:: Work to be completed ::
Print every entry, word for word, and skip the images.

* Start *

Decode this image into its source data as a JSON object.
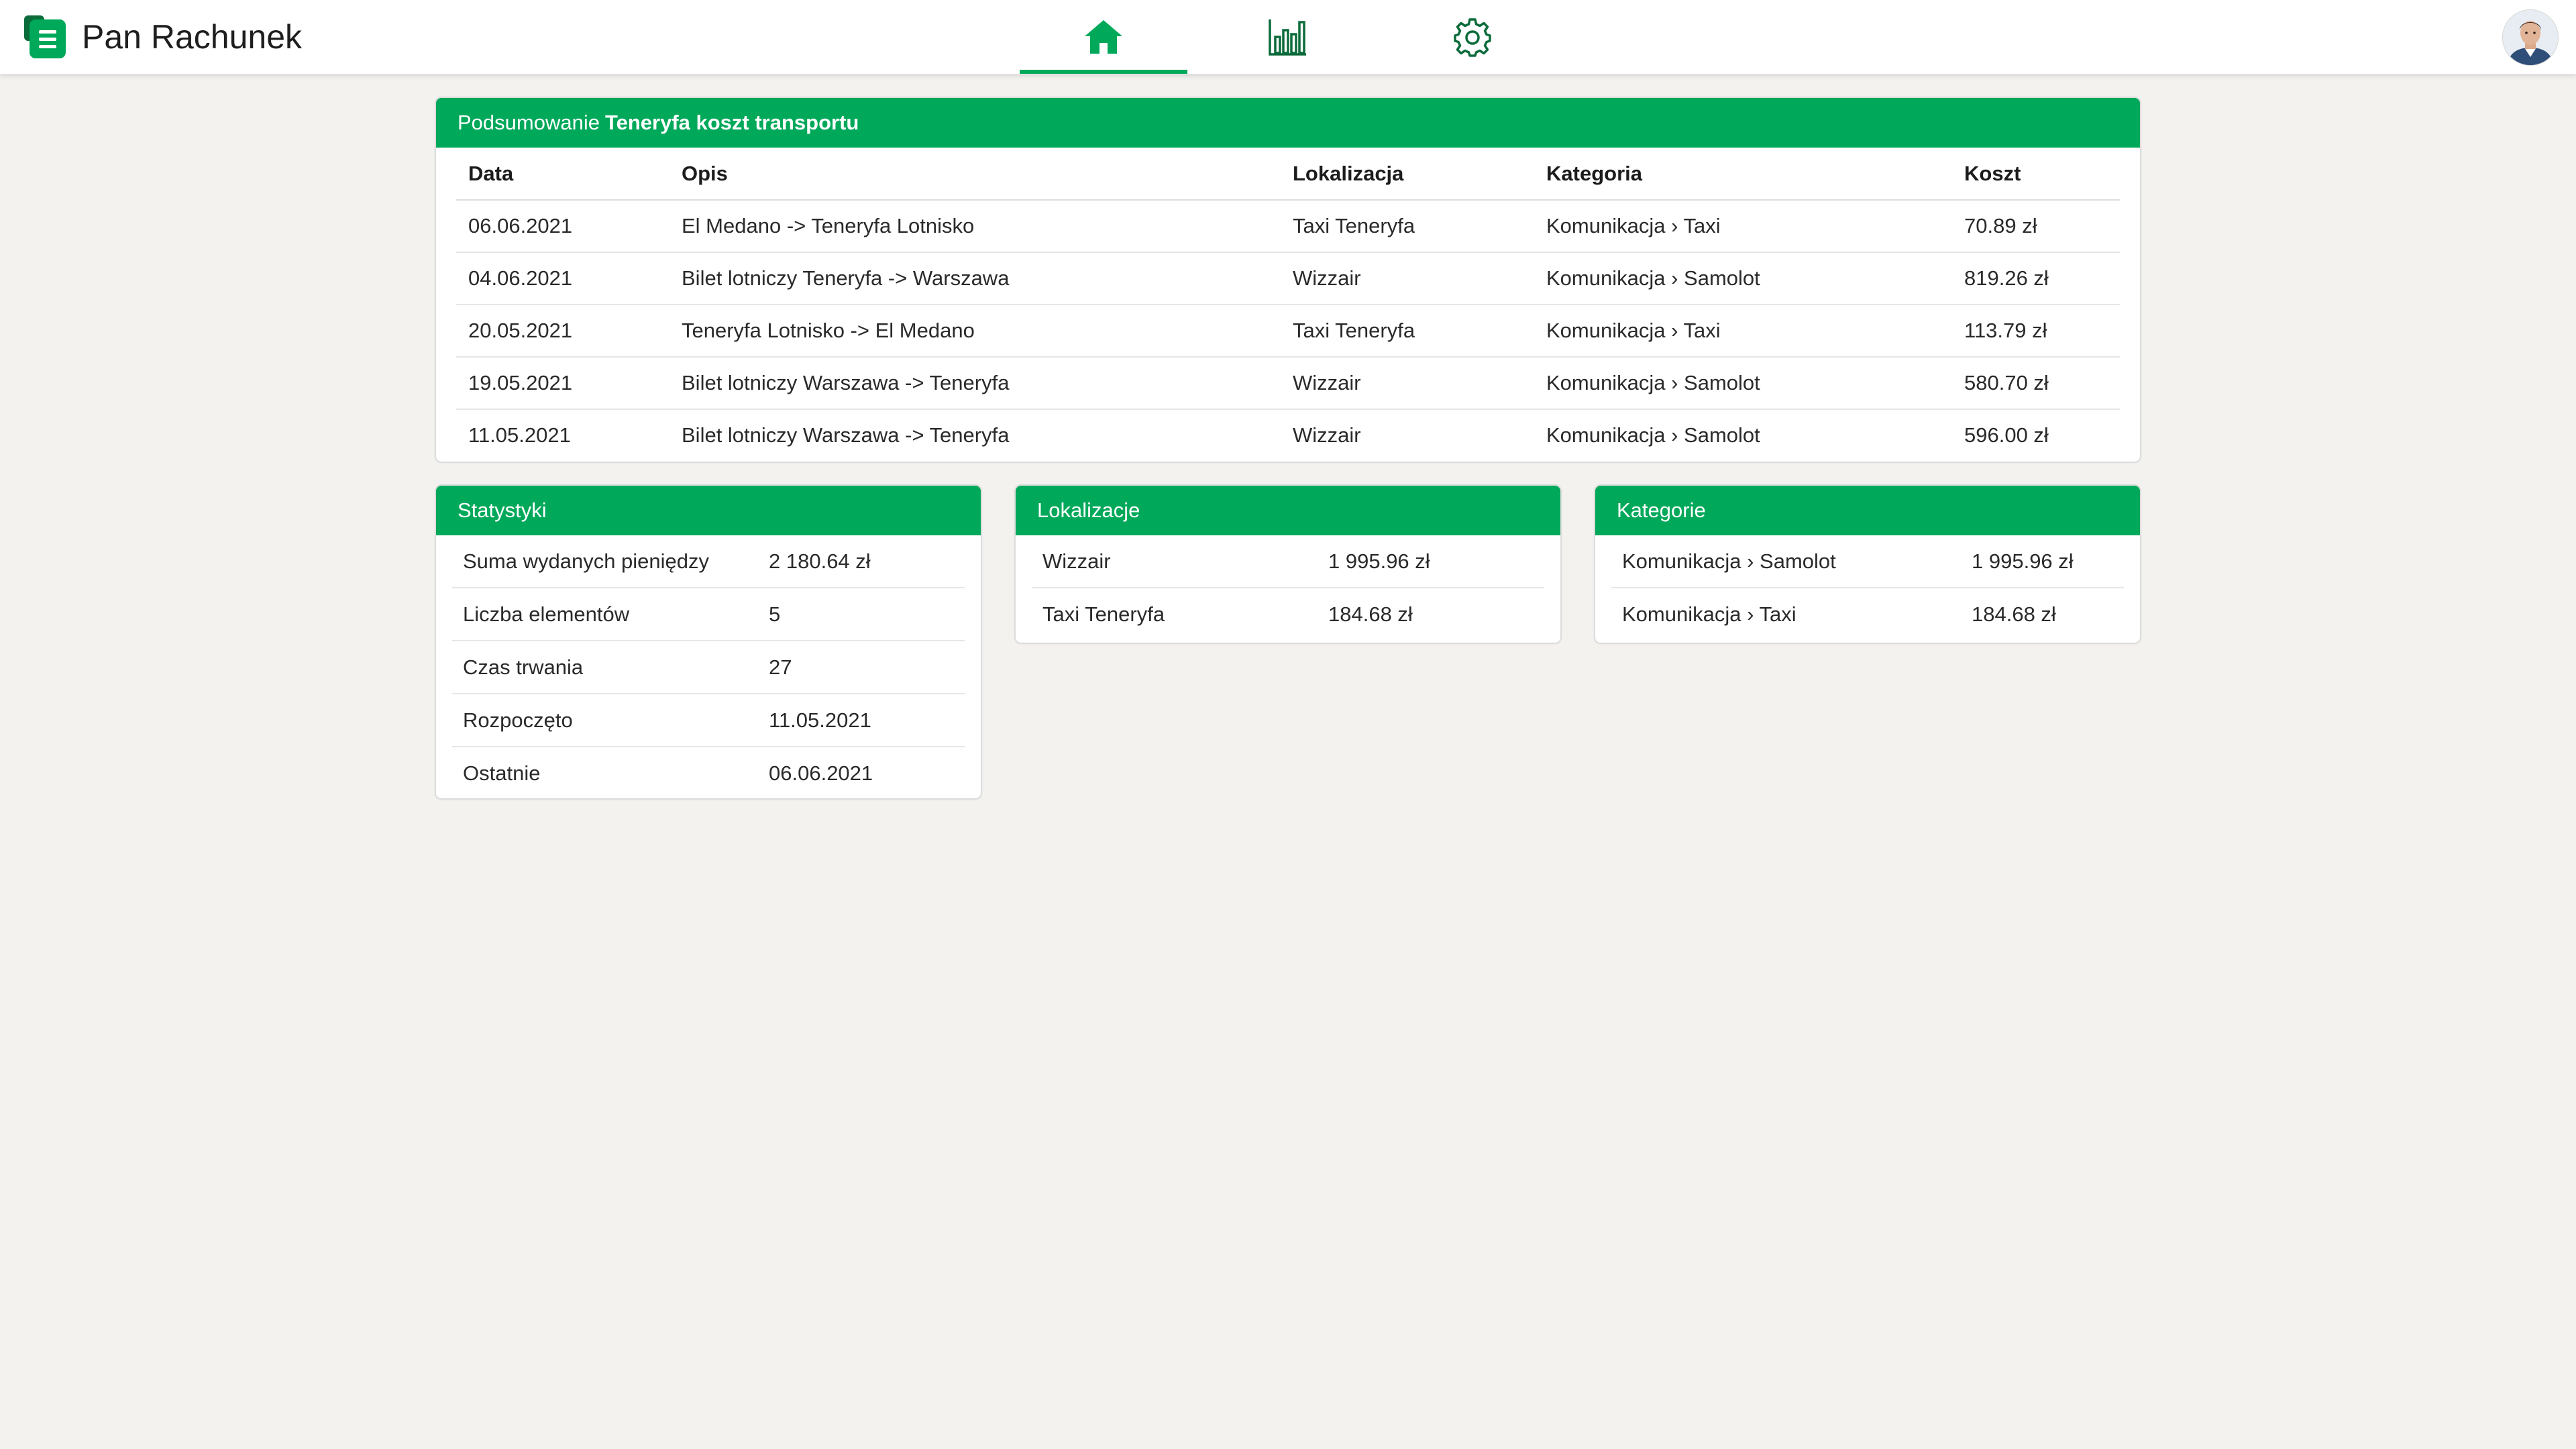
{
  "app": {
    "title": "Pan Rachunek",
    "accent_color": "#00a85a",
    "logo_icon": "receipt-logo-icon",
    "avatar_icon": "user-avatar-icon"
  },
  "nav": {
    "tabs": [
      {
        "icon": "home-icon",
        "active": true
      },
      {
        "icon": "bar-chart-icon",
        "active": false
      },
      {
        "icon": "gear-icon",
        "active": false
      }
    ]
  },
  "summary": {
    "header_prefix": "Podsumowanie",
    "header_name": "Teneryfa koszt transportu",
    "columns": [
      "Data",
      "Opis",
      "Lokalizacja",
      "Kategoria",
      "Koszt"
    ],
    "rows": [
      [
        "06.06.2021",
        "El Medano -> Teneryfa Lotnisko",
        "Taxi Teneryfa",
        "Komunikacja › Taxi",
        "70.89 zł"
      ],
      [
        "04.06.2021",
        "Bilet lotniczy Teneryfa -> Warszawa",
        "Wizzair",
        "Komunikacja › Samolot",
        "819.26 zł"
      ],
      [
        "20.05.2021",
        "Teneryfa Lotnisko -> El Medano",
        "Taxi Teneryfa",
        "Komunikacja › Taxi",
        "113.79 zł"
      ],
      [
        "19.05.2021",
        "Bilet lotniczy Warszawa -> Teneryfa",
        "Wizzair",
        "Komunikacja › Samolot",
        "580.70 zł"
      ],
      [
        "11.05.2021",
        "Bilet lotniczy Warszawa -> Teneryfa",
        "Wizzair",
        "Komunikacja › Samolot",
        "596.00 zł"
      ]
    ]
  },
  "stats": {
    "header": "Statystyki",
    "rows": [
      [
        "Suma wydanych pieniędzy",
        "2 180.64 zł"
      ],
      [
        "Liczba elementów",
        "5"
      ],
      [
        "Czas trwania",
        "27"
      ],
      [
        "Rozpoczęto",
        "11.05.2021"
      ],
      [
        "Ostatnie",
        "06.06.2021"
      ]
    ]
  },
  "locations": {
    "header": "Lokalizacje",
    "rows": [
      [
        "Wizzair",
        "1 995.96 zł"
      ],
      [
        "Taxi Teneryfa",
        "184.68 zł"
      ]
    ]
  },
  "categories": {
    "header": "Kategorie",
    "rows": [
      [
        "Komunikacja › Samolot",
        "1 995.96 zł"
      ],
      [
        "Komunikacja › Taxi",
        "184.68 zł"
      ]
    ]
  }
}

* End *

:: Result of this task ::
Decode this image into its source data as a JSON object.
{
  "app": {
    "title": "Pan Rachunek",
    "accent_color": "#00a85a",
    "logo_icon": "receipt-logo-icon",
    "avatar_icon": "user-avatar-icon"
  },
  "nav": {
    "tabs": [
      {
        "icon": "home-icon",
        "active": true
      },
      {
        "icon": "bar-chart-icon",
        "active": false
      },
      {
        "icon": "gear-icon",
        "active": false
      }
    ]
  },
  "summary": {
    "header_prefix": "Podsumowanie",
    "header_name": "Teneryfa koszt transportu",
    "columns": [
      "Data",
      "Opis",
      "Lokalizacja",
      "Kategoria",
      "Koszt"
    ],
    "rows": [
      [
        "06.06.2021",
        "El Medano -> Teneryfa Lotnisko",
        "Taxi Teneryfa",
        "Komunikacja › Taxi",
        "70.89 zł"
      ],
      [
        "04.06.2021",
        "Bilet lotniczy Teneryfa -> Warszawa",
        "Wizzair",
        "Komunikacja › Samolot",
        "819.26 zł"
      ],
      [
        "20.05.2021",
        "Teneryfa Lotnisko -> El Medano",
        "Taxi Teneryfa",
        "Komunikacja › Taxi",
        "113.79 zł"
      ],
      [
        "19.05.2021",
        "Bilet lotniczy Warszawa -> Teneryfa",
        "Wizzair",
        "Komunikacja › Samolot",
        "580.70 zł"
      ],
      [
        "11.05.2021",
        "Bilet lotniczy Warszawa -> Teneryfa",
        "Wizzair",
        "Komunikacja › Samolot",
        "596.00 zł"
      ]
    ]
  },
  "stats": {
    "header": "Statystyki",
    "rows": [
      [
        "Suma wydanych pieniędzy",
        "2 180.64 zł"
      ],
      [
        "Liczba elementów",
        "5"
      ],
      [
        "Czas trwania",
        "27"
      ],
      [
        "Rozpoczęto",
        "11.05.2021"
      ],
      [
        "Ostatnie",
        "06.06.2021"
      ]
    ]
  },
  "locations": {
    "header": "Lokalizacje",
    "rows": [
      [
        "Wizzair",
        "1 995.96 zł"
      ],
      [
        "Taxi Teneryfa",
        "184.68 zł"
      ]
    ]
  },
  "categories": {
    "header": "Kategorie",
    "rows": [
      [
        "Komunikacja › Samolot",
        "1 995.96 zł"
      ],
      [
        "Komunikacja › Taxi",
        "184.68 zł"
      ]
    ]
  }
}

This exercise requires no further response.